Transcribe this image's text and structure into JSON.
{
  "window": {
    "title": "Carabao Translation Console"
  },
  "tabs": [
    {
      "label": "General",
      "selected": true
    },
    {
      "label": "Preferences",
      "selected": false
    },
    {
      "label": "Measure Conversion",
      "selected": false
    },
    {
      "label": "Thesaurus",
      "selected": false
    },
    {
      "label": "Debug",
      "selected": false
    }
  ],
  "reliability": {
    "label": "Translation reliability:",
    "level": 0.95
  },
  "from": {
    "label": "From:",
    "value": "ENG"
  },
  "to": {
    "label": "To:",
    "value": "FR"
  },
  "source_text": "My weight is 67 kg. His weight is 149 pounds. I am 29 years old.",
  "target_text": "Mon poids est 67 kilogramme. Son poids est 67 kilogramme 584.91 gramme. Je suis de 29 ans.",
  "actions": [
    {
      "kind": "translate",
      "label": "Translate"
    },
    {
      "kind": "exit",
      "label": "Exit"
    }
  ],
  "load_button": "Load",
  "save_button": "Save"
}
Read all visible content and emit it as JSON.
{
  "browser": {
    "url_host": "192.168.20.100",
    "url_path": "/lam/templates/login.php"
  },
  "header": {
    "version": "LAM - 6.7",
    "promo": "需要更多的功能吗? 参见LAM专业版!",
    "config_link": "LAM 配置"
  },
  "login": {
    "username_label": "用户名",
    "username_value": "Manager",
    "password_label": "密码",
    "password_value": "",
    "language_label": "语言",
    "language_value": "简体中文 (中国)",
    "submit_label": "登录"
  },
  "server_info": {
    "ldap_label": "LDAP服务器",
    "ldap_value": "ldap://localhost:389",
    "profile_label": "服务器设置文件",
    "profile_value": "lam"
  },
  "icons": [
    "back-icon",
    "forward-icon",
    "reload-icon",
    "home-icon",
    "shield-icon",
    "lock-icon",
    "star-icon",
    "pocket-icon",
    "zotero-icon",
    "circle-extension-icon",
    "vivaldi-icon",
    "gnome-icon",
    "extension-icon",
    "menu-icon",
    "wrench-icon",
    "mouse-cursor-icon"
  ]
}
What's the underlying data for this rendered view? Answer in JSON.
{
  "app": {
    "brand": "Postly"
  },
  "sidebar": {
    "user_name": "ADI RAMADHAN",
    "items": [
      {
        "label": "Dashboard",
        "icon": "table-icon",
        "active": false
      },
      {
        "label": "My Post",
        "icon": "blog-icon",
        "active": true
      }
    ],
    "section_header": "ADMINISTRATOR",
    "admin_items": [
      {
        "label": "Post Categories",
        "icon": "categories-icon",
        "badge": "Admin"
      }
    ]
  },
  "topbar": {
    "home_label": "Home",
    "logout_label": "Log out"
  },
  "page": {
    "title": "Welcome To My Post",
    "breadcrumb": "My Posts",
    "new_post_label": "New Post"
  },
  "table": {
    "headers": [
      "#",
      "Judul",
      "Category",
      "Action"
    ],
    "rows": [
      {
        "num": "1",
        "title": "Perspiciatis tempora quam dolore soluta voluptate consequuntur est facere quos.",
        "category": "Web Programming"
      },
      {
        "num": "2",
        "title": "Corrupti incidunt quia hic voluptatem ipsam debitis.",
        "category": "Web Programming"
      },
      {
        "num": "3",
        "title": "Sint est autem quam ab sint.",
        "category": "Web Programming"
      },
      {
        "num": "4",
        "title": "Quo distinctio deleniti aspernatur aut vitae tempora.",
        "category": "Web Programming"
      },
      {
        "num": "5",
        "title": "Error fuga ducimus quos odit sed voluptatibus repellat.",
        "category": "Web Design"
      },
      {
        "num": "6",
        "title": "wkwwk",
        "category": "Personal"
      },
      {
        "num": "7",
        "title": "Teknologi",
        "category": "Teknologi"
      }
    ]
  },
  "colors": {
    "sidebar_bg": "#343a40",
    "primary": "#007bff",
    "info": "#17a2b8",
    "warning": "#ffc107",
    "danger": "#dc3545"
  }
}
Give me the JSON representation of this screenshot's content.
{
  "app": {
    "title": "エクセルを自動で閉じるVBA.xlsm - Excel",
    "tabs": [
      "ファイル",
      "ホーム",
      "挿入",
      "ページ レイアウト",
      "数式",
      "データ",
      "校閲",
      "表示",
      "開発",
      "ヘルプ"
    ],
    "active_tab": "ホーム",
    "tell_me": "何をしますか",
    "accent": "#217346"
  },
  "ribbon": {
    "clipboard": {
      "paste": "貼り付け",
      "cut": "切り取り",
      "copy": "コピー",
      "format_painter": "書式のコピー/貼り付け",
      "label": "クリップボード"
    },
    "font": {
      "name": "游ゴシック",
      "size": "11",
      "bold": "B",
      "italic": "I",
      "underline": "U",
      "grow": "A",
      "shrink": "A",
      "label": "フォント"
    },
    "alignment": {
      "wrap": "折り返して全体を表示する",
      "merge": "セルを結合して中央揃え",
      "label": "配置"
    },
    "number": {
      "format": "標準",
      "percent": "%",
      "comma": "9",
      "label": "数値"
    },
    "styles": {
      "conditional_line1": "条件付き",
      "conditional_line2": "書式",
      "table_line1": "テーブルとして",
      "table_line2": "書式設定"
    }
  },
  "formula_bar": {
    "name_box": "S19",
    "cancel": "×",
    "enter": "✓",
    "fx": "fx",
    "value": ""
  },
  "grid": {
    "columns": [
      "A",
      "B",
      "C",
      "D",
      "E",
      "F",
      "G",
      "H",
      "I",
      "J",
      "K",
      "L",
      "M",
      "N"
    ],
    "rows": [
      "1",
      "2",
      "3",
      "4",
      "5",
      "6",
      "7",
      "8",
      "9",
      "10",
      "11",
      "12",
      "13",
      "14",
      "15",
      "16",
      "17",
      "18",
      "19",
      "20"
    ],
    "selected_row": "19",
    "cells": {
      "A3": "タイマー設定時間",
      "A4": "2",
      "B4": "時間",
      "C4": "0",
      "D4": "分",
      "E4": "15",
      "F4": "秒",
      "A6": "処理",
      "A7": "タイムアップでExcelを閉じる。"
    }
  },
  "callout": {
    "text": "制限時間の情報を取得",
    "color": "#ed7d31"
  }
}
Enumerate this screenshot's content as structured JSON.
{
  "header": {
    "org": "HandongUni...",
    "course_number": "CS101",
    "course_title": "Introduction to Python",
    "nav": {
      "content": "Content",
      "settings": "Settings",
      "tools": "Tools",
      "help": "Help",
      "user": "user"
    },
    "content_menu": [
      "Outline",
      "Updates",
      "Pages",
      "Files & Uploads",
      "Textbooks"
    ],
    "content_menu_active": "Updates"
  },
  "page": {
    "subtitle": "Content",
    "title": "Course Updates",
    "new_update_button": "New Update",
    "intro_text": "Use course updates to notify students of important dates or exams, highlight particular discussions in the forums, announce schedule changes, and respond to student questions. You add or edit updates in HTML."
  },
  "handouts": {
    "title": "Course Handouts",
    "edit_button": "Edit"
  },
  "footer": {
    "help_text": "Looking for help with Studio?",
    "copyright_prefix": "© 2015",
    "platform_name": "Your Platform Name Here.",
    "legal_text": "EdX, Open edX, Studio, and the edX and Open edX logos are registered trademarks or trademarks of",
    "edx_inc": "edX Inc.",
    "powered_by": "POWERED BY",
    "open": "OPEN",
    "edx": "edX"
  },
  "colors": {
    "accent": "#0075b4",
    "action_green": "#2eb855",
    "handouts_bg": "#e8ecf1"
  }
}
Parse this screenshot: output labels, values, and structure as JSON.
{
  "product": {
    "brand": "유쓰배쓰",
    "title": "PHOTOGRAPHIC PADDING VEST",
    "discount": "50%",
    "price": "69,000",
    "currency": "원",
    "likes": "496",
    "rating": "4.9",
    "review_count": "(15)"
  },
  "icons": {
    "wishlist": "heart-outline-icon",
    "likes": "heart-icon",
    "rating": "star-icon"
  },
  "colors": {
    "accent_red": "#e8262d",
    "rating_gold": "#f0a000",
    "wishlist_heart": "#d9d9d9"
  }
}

(WORK INSTRUCTIONS) Check each line of the records for the word "tempora", and show the lines that contain it.

(SOLUTION BELOW)
        "title": "Perspiciatis tempora quam dolore soluta voluptate consequuntur est facere quos.",
        "title": "Quo distinctio deleniti aspernatur aut vitae tempora.",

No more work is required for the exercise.